» Task goal:
Show each line that has the string "lanyard" in it.

» Data lines:
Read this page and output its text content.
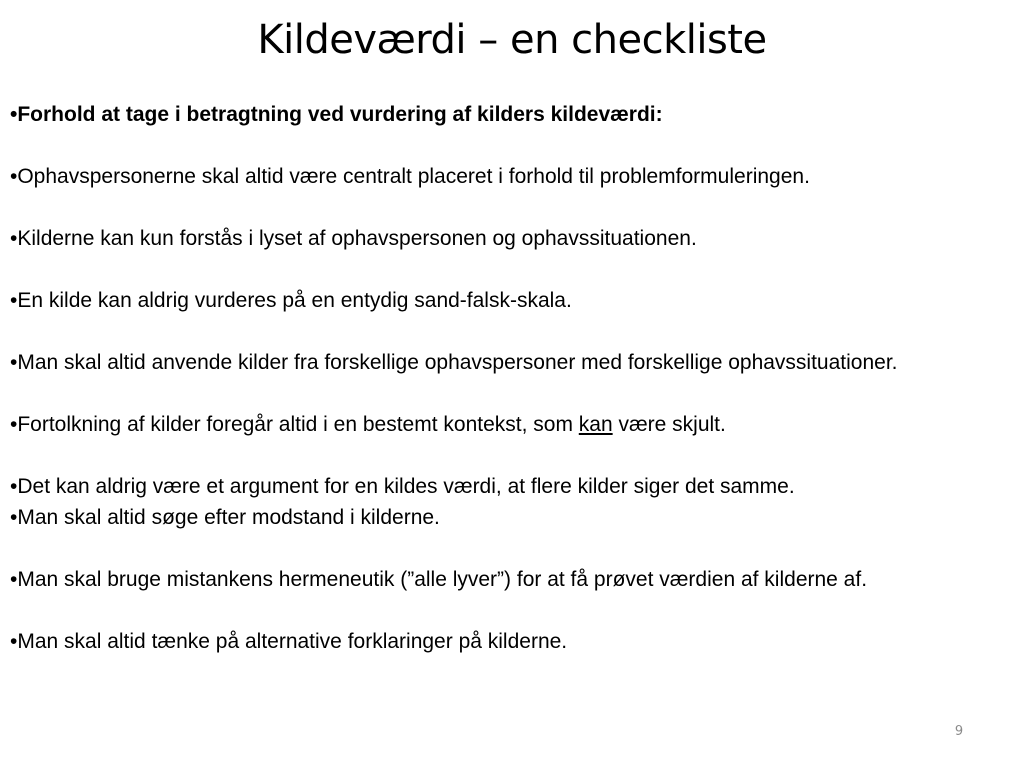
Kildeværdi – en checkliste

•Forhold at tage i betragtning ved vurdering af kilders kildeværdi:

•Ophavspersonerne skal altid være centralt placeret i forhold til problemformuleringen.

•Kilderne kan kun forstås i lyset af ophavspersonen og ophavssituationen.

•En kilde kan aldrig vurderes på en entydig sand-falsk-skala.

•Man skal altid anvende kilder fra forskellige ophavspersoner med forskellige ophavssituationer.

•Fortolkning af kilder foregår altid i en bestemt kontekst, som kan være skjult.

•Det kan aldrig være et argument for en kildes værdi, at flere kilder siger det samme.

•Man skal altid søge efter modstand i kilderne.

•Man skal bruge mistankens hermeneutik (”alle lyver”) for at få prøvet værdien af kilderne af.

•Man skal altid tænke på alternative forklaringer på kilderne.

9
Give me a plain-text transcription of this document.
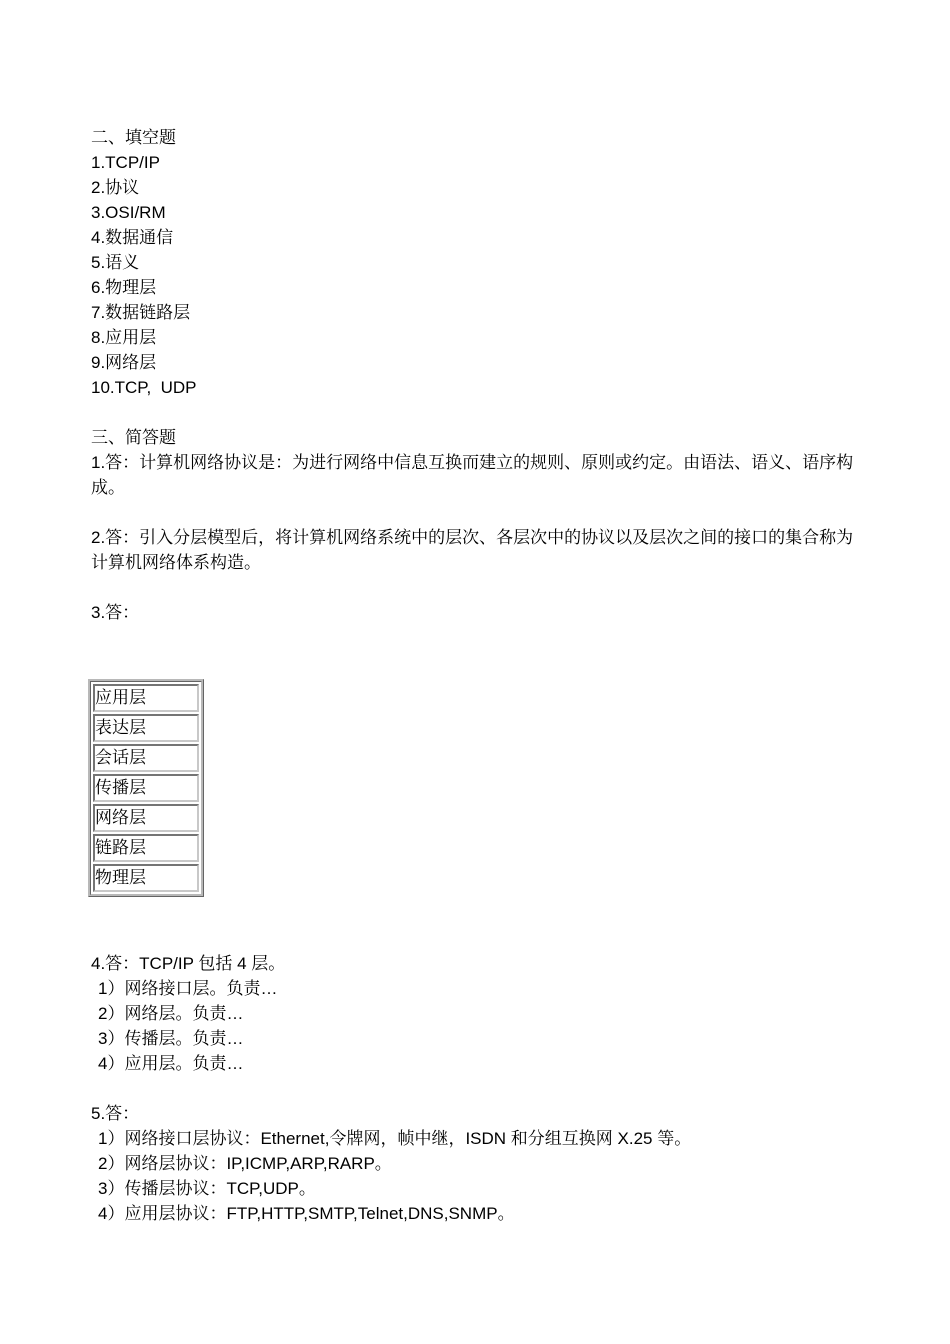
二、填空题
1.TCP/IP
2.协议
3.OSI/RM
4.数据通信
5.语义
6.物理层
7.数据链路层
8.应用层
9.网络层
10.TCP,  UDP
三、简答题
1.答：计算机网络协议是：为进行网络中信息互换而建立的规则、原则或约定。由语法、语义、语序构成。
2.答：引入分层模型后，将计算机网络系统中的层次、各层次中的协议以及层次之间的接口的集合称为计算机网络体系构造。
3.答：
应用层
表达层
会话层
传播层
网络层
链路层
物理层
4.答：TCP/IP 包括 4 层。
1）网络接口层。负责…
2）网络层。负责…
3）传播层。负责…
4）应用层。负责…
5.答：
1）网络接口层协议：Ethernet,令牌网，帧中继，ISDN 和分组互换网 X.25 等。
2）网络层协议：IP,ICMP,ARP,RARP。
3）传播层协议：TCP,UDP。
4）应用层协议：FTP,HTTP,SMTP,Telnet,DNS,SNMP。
==
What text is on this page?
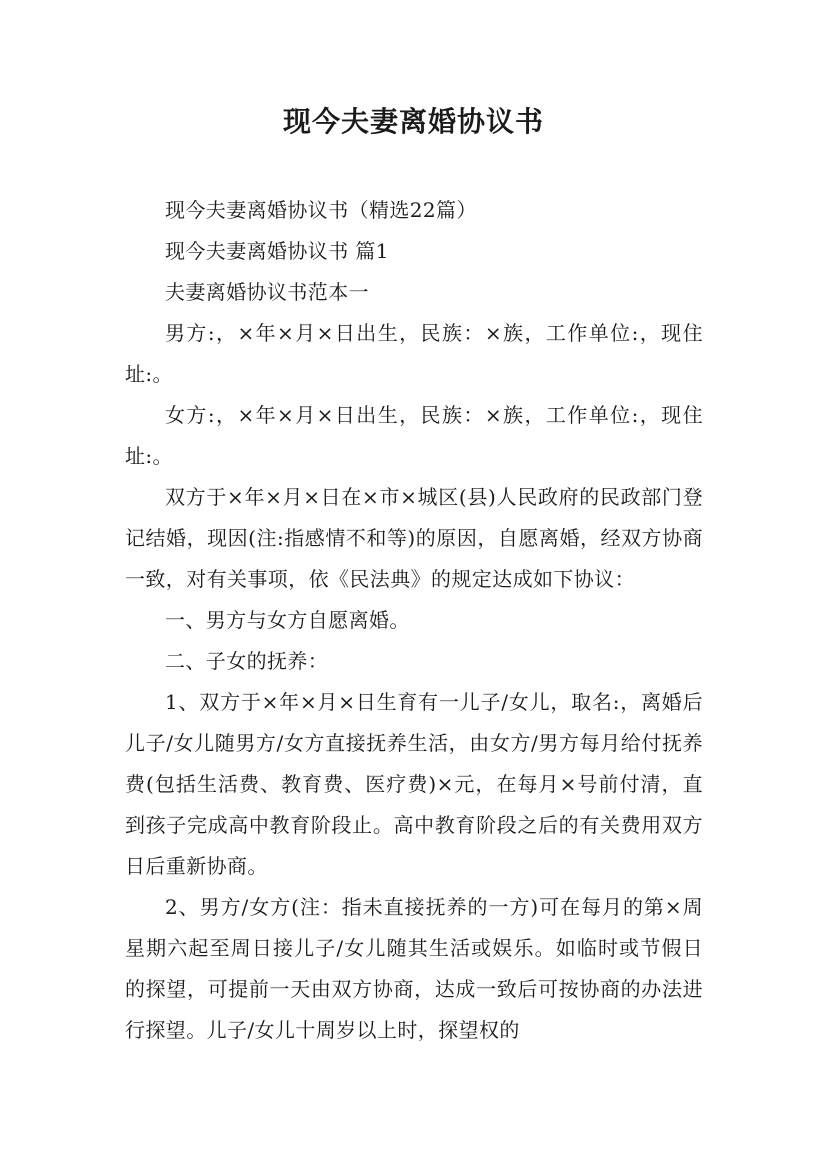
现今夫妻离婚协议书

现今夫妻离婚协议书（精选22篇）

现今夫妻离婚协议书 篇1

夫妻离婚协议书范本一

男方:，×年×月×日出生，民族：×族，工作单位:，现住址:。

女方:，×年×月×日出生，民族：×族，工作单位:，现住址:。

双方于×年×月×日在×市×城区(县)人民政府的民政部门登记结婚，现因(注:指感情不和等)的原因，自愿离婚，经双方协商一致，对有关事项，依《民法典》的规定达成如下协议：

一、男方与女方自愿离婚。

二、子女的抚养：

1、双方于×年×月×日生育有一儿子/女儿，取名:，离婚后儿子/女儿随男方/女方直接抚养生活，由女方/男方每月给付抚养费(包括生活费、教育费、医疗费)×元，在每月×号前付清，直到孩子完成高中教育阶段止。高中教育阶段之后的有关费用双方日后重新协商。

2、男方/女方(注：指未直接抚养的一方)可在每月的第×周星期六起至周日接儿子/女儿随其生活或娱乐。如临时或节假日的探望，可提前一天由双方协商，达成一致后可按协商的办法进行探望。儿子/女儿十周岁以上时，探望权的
--
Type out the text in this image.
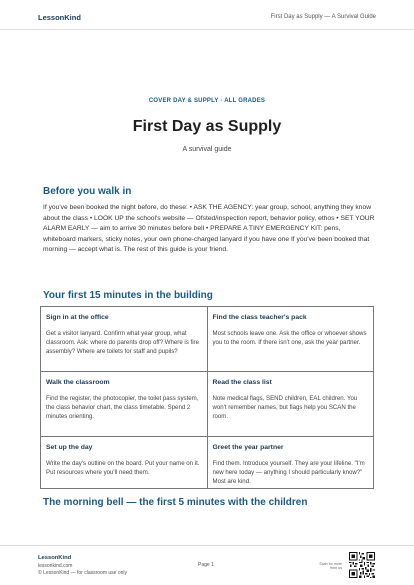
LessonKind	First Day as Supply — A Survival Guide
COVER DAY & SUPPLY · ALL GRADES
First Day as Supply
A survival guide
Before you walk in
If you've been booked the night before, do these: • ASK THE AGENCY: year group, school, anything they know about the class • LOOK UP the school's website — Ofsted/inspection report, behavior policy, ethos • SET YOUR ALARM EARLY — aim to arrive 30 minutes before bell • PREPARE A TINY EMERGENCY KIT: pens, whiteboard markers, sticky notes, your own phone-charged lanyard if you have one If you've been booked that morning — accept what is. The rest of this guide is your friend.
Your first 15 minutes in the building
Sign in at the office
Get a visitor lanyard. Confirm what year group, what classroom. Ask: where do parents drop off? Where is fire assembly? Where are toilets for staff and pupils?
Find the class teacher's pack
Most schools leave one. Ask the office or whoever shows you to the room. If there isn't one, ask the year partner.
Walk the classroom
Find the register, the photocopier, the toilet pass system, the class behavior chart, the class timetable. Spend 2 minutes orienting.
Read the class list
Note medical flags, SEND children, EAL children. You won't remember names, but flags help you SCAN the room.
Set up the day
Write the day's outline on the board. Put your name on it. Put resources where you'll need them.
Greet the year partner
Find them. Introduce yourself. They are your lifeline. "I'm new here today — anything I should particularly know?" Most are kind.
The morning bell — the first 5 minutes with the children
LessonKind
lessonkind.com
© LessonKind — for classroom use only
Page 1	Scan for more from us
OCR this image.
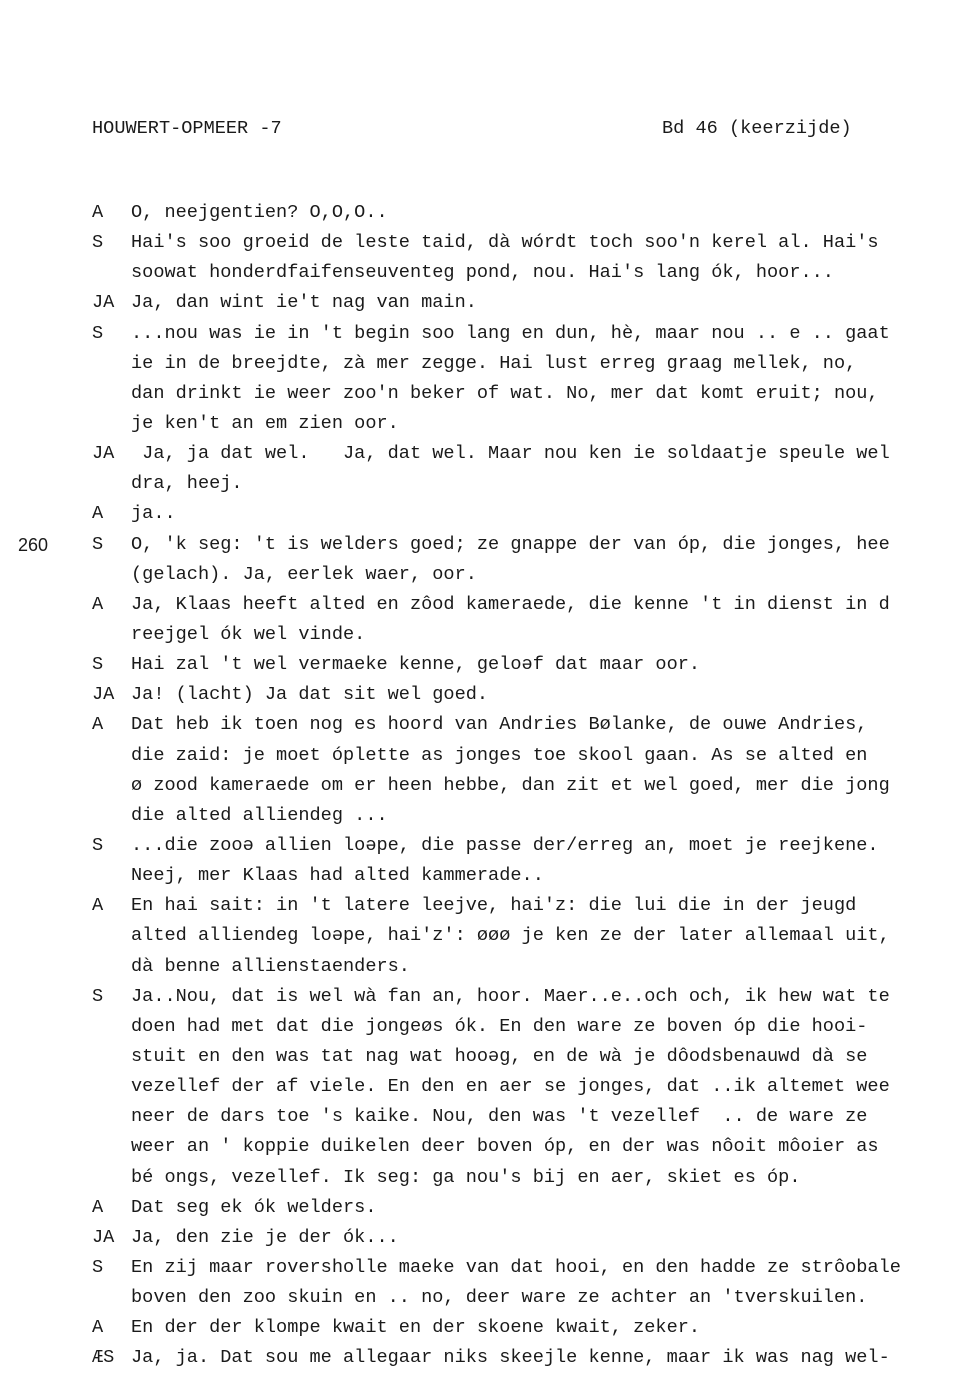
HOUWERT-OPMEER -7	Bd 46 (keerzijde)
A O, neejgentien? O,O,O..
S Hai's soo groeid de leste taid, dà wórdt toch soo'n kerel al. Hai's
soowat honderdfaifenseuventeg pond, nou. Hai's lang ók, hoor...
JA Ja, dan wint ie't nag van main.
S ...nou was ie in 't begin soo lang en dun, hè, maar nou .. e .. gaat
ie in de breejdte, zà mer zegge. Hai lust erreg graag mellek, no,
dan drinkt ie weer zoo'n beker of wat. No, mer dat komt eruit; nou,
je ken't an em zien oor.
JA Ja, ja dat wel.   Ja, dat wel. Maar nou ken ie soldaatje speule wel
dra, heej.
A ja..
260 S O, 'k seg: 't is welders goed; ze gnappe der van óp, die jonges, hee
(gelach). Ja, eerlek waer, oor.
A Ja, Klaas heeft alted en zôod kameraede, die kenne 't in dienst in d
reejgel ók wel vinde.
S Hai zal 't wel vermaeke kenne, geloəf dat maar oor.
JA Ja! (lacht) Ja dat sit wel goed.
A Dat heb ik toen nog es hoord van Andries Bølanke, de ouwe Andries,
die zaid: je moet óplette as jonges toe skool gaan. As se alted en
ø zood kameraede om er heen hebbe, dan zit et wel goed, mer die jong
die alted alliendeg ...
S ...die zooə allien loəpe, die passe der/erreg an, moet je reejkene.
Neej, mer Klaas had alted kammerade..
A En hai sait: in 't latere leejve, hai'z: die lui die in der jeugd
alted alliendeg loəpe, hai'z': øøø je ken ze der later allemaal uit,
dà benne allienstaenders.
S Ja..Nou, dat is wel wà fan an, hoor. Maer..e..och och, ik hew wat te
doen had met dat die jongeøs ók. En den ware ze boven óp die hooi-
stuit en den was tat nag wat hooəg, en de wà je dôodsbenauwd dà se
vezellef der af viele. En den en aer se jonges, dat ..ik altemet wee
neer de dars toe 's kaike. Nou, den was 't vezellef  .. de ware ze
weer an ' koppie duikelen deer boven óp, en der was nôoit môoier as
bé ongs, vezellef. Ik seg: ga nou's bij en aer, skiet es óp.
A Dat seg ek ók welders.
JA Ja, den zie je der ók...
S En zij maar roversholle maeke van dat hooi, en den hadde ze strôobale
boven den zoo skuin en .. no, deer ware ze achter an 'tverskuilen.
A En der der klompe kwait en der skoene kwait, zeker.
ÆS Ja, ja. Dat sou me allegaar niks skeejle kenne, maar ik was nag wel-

» Answer:
If you've been booked the night before, do these: • ASK THE AGENCY: year group, school, anything they know about the class • LOOK UP the school's website — Ofsted/inspection report, behavior policy, ethos • SET YOUR ALARM EARLY — aim to arrive 30 minutes before bell • PREPARE A TINY EMERGENCY KIT: pens, whiteboard markers, sticky notes, your own phone-charged lanyard if you have one If you've been booked that morning — accept what is. The rest of this guide is your friend.
Get a visitor lanyard. Confirm what year group, what classroom. Ask: where do parents drop off? Where is fire assembly? Where are toilets for staff and pupils?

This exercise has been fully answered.